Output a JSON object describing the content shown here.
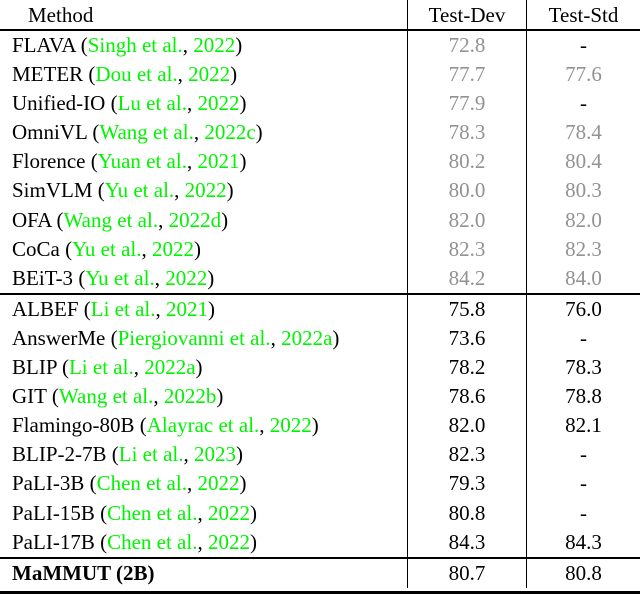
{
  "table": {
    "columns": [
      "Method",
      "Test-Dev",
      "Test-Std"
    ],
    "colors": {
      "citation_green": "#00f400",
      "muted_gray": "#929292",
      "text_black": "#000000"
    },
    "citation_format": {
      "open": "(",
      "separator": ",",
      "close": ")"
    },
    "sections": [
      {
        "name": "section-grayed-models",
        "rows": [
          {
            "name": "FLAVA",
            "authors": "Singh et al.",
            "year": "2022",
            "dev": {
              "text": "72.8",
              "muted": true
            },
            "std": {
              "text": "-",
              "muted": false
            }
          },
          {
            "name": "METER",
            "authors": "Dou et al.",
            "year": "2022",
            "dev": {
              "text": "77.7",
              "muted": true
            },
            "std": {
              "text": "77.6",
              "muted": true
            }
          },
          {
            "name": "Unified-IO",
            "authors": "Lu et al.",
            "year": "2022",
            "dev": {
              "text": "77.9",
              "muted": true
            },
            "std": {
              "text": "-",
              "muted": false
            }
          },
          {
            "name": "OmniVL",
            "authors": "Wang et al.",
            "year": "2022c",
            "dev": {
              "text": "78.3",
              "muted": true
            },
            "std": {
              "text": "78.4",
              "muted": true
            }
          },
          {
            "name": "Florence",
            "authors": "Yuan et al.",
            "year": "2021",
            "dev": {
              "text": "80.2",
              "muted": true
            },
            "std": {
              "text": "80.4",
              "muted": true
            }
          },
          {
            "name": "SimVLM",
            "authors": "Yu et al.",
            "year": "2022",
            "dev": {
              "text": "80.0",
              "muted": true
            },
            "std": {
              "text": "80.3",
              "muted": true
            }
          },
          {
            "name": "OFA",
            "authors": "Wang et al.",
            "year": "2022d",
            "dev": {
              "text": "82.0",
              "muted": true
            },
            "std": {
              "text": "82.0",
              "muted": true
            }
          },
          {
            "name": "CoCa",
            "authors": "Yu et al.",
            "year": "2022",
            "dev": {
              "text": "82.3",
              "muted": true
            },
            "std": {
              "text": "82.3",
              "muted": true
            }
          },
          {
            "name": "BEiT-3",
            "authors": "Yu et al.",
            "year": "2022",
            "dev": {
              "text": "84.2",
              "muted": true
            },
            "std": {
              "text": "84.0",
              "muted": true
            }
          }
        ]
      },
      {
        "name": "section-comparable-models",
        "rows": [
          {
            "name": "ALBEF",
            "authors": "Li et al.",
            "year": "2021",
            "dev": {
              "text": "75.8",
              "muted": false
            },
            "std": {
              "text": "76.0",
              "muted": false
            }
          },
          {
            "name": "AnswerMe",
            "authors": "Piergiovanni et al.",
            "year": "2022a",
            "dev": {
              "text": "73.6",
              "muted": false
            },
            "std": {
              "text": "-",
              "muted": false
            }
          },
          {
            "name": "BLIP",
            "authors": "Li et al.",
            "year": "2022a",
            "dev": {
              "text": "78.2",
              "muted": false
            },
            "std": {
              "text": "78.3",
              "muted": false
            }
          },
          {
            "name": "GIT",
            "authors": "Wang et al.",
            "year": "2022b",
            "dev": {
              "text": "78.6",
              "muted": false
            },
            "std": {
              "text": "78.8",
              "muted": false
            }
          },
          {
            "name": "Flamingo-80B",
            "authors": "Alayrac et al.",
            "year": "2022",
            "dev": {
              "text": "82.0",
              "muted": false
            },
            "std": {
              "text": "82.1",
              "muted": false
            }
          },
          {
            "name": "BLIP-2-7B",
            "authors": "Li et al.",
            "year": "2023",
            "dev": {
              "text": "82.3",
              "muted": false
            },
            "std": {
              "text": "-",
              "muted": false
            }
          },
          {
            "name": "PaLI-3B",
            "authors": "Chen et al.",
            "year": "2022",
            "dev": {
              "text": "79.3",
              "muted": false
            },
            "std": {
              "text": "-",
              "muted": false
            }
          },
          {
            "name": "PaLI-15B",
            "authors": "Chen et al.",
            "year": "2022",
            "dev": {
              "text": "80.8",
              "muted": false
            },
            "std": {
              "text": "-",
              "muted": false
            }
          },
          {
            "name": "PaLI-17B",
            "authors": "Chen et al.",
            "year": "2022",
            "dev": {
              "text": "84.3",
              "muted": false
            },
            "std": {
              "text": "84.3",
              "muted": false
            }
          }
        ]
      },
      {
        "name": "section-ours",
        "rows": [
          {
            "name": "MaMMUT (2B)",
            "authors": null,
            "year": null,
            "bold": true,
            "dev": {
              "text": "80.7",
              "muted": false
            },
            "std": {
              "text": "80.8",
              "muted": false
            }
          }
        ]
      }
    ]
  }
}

**The request**. Write the lines above out again exactly, without any of their pictures.

**Result of the exercise**.
Output a JSON object describing the content shown here.
{
  "table": {
    "columns": [
      "Method",
      "Test-Dev",
      "Test-Std"
    ],
    "colors": {
      "citation_green": "#00f400",
      "muted_gray": "#929292",
      "text_black": "#000000"
    },
    "citation_format": {
      "open": "(",
      "separator": ",",
      "close": ")"
    },
    "sections": [
      {
        "name": "section-grayed-models",
        "rows": [
          {
            "name": "FLAVA",
            "authors": "Singh et al.",
            "year": "2022",
            "dev": {
              "text": "72.8",
              "muted": true
            },
            "std": {
              "text": "-",
              "muted": false
            }
          },
          {
            "name": "METER",
            "authors": "Dou et al.",
            "year": "2022",
            "dev": {
              "text": "77.7",
              "muted": true
            },
            "std": {
              "text": "77.6",
              "muted": true
            }
          },
          {
            "name": "Unified-IO",
            "authors": "Lu et al.",
            "year": "2022",
            "dev": {
              "text": "77.9",
              "muted": true
            },
            "std": {
              "text": "-",
              "muted": false
            }
          },
          {
            "name": "OmniVL",
            "authors": "Wang et al.",
            "year": "2022c",
            "dev": {
              "text": "78.3",
              "muted": true
            },
            "std": {
              "text": "78.4",
              "muted": true
            }
          },
          {
            "name": "Florence",
            "authors": "Yuan et al.",
            "year": "2021",
            "dev": {
              "text": "80.2",
              "muted": true
            },
            "std": {
              "text": "80.4",
              "muted": true
            }
          },
          {
            "name": "SimVLM",
            "authors": "Yu et al.",
            "year": "2022",
            "dev": {
              "text": "80.0",
              "muted": true
            },
            "std": {
              "text": "80.3",
              "muted": true
            }
          },
          {
            "name": "OFA",
            "authors": "Wang et al.",
            "year": "2022d",
            "dev": {
              "text": "82.0",
              "muted": true
            },
            "std": {
              "text": "82.0",
              "muted": true
            }
          },
          {
            "name": "CoCa",
            "authors": "Yu et al.",
            "year": "2022",
            "dev": {
              "text": "82.3",
              "muted": true
            },
            "std": {
              "text": "82.3",
              "muted": true
            }
          },
          {
            "name": "BEiT-3",
            "authors": "Yu et al.",
            "year": "2022",
            "dev": {
              "text": "84.2",
              "muted": true
            },
            "std": {
              "text": "84.0",
              "muted": true
            }
          }
        ]
      },
      {
        "name": "section-comparable-models",
        "rows": [
          {
            "name": "ALBEF",
            "authors": "Li et al.",
            "year": "2021",
            "dev": {
              "text": "75.8",
              "muted": false
            },
            "std": {
              "text": "76.0",
              "muted": false
            }
          },
          {
            "name": "AnswerMe",
            "authors": "Piergiovanni et al.",
            "year": "2022a",
            "dev": {
              "text": "73.6",
              "muted": false
            },
            "std": {
              "text": "-",
              "muted": false
            }
          },
          {
            "name": "BLIP",
            "authors": "Li et al.",
            "year": "2022a",
            "dev": {
              "text": "78.2",
              "muted": false
            },
            "std": {
              "text": "78.3",
              "muted": false
            }
          },
          {
            "name": "GIT",
            "authors": "Wang et al.",
            "year": "2022b",
            "dev": {
              "text": "78.6",
              "muted": false
            },
            "std": {
              "text": "78.8",
              "muted": false
            }
          },
          {
            "name": "Flamingo-80B",
            "authors": "Alayrac et al.",
            "year": "2022",
            "dev": {
              "text": "82.0",
              "muted": false
            },
            "std": {
              "text": "82.1",
              "muted": false
            }
          },
          {
            "name": "BLIP-2-7B",
            "authors": "Li et al.",
            "year": "2023",
            "dev": {
              "text": "82.3",
              "muted": false
            },
            "std": {
              "text": "-",
              "muted": false
            }
          },
          {
            "name": "PaLI-3B",
            "authors": "Chen et al.",
            "year": "2022",
            "dev": {
              "text": "79.3",
              "muted": false
            },
            "std": {
              "text": "-",
              "muted": false
            }
          },
          {
            "name": "PaLI-15B",
            "authors": "Chen et al.",
            "year": "2022",
            "dev": {
              "text": "80.8",
              "muted": false
            },
            "std": {
              "text": "-",
              "muted": false
            }
          },
          {
            "name": "PaLI-17B",
            "authors": "Chen et al.",
            "year": "2022",
            "dev": {
              "text": "84.3",
              "muted": false
            },
            "std": {
              "text": "84.3",
              "muted": false
            }
          }
        ]
      },
      {
        "name": "section-ours",
        "rows": [
          {
            "name": "MaMMUT (2B)",
            "authors": null,
            "year": null,
            "bold": true,
            "dev": {
              "text": "80.7",
              "muted": false
            },
            "std": {
              "text": "80.8",
              "muted": false
            }
          }
        ]
      }
    ]
  }
}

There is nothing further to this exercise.